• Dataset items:
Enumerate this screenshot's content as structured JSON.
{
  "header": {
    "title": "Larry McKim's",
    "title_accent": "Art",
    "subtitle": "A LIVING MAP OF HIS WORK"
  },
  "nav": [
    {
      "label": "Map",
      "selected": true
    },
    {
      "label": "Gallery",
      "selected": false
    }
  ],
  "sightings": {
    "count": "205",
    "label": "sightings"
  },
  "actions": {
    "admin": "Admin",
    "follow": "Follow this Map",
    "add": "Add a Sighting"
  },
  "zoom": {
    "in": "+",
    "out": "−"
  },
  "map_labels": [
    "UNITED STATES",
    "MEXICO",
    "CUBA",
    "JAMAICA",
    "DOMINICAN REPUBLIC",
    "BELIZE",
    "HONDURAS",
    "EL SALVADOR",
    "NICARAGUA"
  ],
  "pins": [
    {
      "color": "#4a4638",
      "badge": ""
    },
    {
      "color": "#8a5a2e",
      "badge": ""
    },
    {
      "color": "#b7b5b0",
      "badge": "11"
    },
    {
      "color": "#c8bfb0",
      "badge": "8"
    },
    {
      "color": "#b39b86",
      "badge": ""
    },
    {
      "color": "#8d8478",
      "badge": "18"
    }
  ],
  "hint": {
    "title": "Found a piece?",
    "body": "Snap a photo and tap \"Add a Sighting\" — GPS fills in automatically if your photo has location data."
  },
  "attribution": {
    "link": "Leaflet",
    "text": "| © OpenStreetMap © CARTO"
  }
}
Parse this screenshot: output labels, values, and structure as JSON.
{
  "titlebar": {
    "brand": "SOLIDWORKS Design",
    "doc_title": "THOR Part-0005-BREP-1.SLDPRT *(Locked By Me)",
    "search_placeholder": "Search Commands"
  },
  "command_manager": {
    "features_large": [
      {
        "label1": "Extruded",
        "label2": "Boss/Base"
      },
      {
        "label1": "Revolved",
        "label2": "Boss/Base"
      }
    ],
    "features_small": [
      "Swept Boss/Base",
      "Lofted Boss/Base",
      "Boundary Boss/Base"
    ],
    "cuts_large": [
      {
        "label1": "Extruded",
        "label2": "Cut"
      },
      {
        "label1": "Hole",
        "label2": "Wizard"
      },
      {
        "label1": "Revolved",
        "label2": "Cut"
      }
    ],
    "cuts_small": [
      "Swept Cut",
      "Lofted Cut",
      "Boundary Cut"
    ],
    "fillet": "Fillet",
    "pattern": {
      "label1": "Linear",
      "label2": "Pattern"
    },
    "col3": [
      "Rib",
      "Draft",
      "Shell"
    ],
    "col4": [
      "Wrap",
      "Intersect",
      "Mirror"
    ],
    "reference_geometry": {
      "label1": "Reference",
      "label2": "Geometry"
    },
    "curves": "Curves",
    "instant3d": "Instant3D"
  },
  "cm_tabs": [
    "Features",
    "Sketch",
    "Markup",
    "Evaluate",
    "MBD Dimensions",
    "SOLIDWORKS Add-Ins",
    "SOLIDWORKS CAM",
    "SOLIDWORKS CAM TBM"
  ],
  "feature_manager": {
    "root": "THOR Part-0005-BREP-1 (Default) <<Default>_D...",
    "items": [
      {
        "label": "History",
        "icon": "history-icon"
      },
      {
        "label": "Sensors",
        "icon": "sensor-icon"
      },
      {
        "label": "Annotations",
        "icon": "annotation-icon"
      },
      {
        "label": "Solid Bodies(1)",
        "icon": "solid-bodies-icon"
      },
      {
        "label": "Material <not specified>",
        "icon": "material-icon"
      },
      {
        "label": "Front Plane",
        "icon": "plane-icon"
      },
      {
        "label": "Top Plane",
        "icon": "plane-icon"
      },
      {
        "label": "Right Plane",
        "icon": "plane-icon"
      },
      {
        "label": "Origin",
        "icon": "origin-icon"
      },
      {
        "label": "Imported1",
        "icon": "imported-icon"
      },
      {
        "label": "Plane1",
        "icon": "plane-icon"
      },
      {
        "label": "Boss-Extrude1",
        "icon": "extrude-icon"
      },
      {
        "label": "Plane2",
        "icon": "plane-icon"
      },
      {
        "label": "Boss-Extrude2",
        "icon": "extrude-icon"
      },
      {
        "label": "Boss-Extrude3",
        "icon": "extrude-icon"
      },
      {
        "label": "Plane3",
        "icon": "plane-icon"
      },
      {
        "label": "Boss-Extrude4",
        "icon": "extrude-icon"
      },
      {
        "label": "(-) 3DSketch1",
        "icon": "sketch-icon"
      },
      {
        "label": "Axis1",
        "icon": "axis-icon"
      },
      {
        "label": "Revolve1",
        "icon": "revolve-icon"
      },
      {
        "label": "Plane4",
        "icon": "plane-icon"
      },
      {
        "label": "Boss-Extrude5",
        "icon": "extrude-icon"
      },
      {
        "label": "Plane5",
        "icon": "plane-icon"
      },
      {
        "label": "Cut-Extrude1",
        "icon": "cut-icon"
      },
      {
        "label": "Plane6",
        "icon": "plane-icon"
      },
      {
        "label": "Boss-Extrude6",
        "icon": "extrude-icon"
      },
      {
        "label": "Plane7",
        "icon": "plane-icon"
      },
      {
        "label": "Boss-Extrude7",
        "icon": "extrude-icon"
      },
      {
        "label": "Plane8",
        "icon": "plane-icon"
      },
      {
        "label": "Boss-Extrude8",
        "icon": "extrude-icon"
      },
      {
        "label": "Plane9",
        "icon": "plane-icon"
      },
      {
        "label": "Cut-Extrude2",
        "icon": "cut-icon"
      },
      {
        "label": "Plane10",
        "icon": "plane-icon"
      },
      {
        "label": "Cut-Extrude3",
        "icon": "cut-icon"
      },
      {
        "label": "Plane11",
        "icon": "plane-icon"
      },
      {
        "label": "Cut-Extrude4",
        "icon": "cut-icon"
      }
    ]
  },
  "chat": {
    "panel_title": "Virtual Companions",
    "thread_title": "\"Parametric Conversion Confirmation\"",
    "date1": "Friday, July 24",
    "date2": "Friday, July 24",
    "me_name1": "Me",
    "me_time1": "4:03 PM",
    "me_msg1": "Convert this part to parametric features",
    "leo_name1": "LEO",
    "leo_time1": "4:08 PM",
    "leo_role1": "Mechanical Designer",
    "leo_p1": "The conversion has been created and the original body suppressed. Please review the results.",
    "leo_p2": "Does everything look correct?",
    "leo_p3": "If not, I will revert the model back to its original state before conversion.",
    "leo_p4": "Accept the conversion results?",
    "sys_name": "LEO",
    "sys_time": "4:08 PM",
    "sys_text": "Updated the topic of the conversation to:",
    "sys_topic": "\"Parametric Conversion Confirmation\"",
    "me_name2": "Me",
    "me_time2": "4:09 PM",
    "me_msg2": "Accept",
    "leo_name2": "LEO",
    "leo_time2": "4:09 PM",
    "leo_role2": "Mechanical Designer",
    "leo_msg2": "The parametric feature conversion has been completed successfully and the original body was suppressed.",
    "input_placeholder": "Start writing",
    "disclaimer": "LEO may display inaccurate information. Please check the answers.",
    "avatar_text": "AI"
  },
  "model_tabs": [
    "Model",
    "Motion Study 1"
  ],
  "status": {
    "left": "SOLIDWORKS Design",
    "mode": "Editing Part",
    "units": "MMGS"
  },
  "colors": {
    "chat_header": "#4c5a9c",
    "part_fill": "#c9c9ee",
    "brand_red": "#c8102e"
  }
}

• WHAT NEEDS TO BE DONE:
Above are some records; repeat all of them exactly.

• IN RESPONSE:
Enumerate this screenshot's content as structured JSON.
{
  "header": {
    "title": "Larry McKim's",
    "title_accent": "Art",
    "subtitle": "A LIVING MAP OF HIS WORK"
  },
  "nav": [
    {
      "label": "Map",
      "selected": true
    },
    {
      "label": "Gallery",
      "selected": false
    }
  ],
  "sightings": {
    "count": "205",
    "label": "sightings"
  },
  "actions": {
    "admin": "Admin",
    "follow": "Follow this Map",
    "add": "Add a Sighting"
  },
  "zoom": {
    "in": "+",
    "out": "−"
  },
  "map_labels": [
    "UNITED STATES",
    "MEXICO",
    "CUBA",
    "JAMAICA",
    "DOMINICAN REPUBLIC",
    "BELIZE",
    "HONDURAS",
    "EL SALVADOR",
    "NICARAGUA"
  ],
  "pins": [
    {
      "color": "#4a4638",
      "badge": ""
    },
    {
      "color": "#8a5a2e",
      "badge": ""
    },
    {
      "color": "#b7b5b0",
      "badge": "11"
    },
    {
      "color": "#c8bfb0",
      "badge": "8"
    },
    {
      "color": "#b39b86",
      "badge": ""
    },
    {
      "color": "#8d8478",
      "badge": "18"
    }
  ],
  "hint": {
    "title": "Found a piece?",
    "body": "Snap a photo and tap \"Add a Sighting\" — GPS fills in automatically if your photo has location data."
  },
  "attribution": {
    "link": "Leaflet",
    "text": "| © OpenStreetMap © CARTO"
  }
}
Parse this screenshot: output labels, values, and structure as JSON.
{
  "titlebar": {
    "brand": "SOLIDWORKS Design",
    "doc_title": "THOR Part-0005-BREP-1.SLDPRT *(Locked By Me)",
    "search_placeholder": "Search Commands"
  },
  "command_manager": {
    "features_large": [
      {
        "label1": "Extruded",
        "label2": "Boss/Base"
      },
      {
        "label1": "Revolved",
        "label2": "Boss/Base"
      }
    ],
    "features_small": [
      "Swept Boss/Base",
      "Lofted Boss/Base",
      "Boundary Boss/Base"
    ],
    "cuts_large": [
      {
        "label1": "Extruded",
        "label2": "Cut"
      },
      {
        "label1": "Hole",
        "label2": "Wizard"
      },
      {
        "label1": "Revolved",
        "label2": "Cut"
      }
    ],
    "cuts_small": [
      "Swept Cut",
      "Lofted Cut",
      "Boundary Cut"
    ],
    "fillet": "Fillet",
    "pattern": {
      "label1": "Linear",
      "label2": "Pattern"
    },
    "col3": [
      "Rib",
      "Draft",
      "Shell"
    ],
    "col4": [
      "Wrap",
      "Intersect",
      "Mirror"
    ],
    "reference_geometry": {
      "label1": "Reference",
      "label2": "Geometry"
    },
    "curves": "Curves",
    "instant3d": "Instant3D"
  },
  "cm_tabs": [
    "Features",
    "Sketch",
    "Markup",
    "Evaluate",
    "MBD Dimensions",
    "SOLIDWORKS Add-Ins",
    "SOLIDWORKS CAM",
    "SOLIDWORKS CAM TBM"
  ],
  "feature_manager": {
    "root": "THOR Part-0005-BREP-1 (Default) <<Default>_D...",
    "items": [
      {
        "label": "History",
        "icon": "history-icon"
      },
      {
        "label": "Sensors",
        "icon": "sensor-icon"
      },
      {
        "label": "Annotations",
        "icon": "annotation-icon"
      },
      {
        "label": "Solid Bodies(1)",
        "icon": "solid-bodies-icon"
      },
      {
        "label": "Material <not specified>",
        "icon": "material-icon"
      },
      {
        "label": "Front Plane",
        "icon": "plane-icon"
      },
      {
        "label": "Top Plane",
        "icon": "plane-icon"
      },
      {
        "label": "Right Plane",
        "icon": "plane-icon"
      },
      {
        "label": "Origin",
        "icon": "origin-icon"
      },
      {
        "label": "Imported1",
        "icon": "imported-icon"
      },
      {
        "label": "Plane1",
        "icon": "plane-icon"
      },
      {
        "label": "Boss-Extrude1",
        "icon": "extrude-icon"
      },
      {
        "label": "Plane2",
        "icon": "plane-icon"
      },
      {
        "label": "Boss-Extrude2",
        "icon": "extrude-icon"
      },
      {
        "label": "Boss-Extrude3",
        "icon": "extrude-icon"
      },
      {
        "label": "Plane3",
        "icon": "plane-icon"
      },
      {
        "label": "Boss-Extrude4",
        "icon": "extrude-icon"
      },
      {
        "label": "(-) 3DSketch1",
        "icon": "sketch-icon"
      },
      {
        "label": "Axis1",
        "icon": "axis-icon"
      },
      {
        "label": "Revolve1",
        "icon": "revolve-icon"
      },
      {
        "label": "Plane4",
        "icon": "plane-icon"
      },
      {
        "label": "Boss-Extrude5",
        "icon": "extrude-icon"
      },
      {
        "label": "Plane5",
        "icon": "plane-icon"
      },
      {
        "label": "Cut-Extrude1",
        "icon": "cut-icon"
      },
      {
        "label": "Plane6",
        "icon": "plane-icon"
      },
      {
        "label": "Boss-Extrude6",
        "icon": "extrude-icon"
      },
      {
        "label": "Plane7",
        "icon": "plane-icon"
      },
      {
        "label": "Boss-Extrude7",
        "icon": "extrude-icon"
      },
      {
        "label": "Plane8",
        "icon": "plane-icon"
      },
      {
        "label": "Boss-Extrude8",
        "icon": "extrude-icon"
      },
      {
        "label": "Plane9",
        "icon": "plane-icon"
      },
      {
        "label": "Cut-Extrude2",
        "icon": "cut-icon"
      },
      {
        "label": "Plane10",
        "icon": "plane-icon"
      },
      {
        "label": "Cut-Extrude3",
        "icon": "cut-icon"
      },
      {
        "label": "Plane11",
        "icon": "plane-icon"
      },
      {
        "label": "Cut-Extrude4",
        "icon": "cut-icon"
      }
    ]
  },
  "chat": {
    "panel_title": "Virtual Companions",
    "thread_title": "\"Parametric Conversion Confirmation\"",
    "date1": "Friday, July 24",
    "date2": "Friday, July 24",
    "me_name1": "Me",
    "me_time1": "4:03 PM",
    "me_msg1": "Convert this part to parametric features",
    "leo_name1": "LEO",
    "leo_time1": "4:08 PM",
    "leo_role1": "Mechanical Designer",
    "leo_p1": "The conversion has been created and the original body suppressed. Please review the results.",
    "leo_p2": "Does everything look correct?",
    "leo_p3": "If not, I will revert the model back to its original state before conversion.",
    "leo_p4": "Accept the conversion results?",
    "sys_name": "LEO",
    "sys_time": "4:08 PM",
    "sys_text": "Updated the topic of the conversation to:",
    "sys_topic": "\"Parametric Conversion Confirmation\"",
    "me_name2": "Me",
    "me_time2": "4:09 PM",
    "me_msg2": "Accept",
    "leo_name2": "LEO",
    "leo_time2": "4:09 PM",
    "leo_role2": "Mechanical Designer",
    "leo_msg2": "The parametric feature conversion has been completed successfully and the original body was suppressed.",
    "input_placeholder": "Start writing",
    "disclaimer": "LEO may display inaccurate information. Please check the answers.",
    "avatar_text": "AI"
  },
  "model_tabs": [
    "Model",
    "Motion Study 1"
  ],
  "status": {
    "left": "SOLIDWORKS Design",
    "mode": "Editing Part",
    "units": "MMGS"
  },
  "colors": {
    "chat_header": "#4c5a9c",
    "part_fill": "#c9c9ee",
    "brand_red": "#c8102e"
  }
}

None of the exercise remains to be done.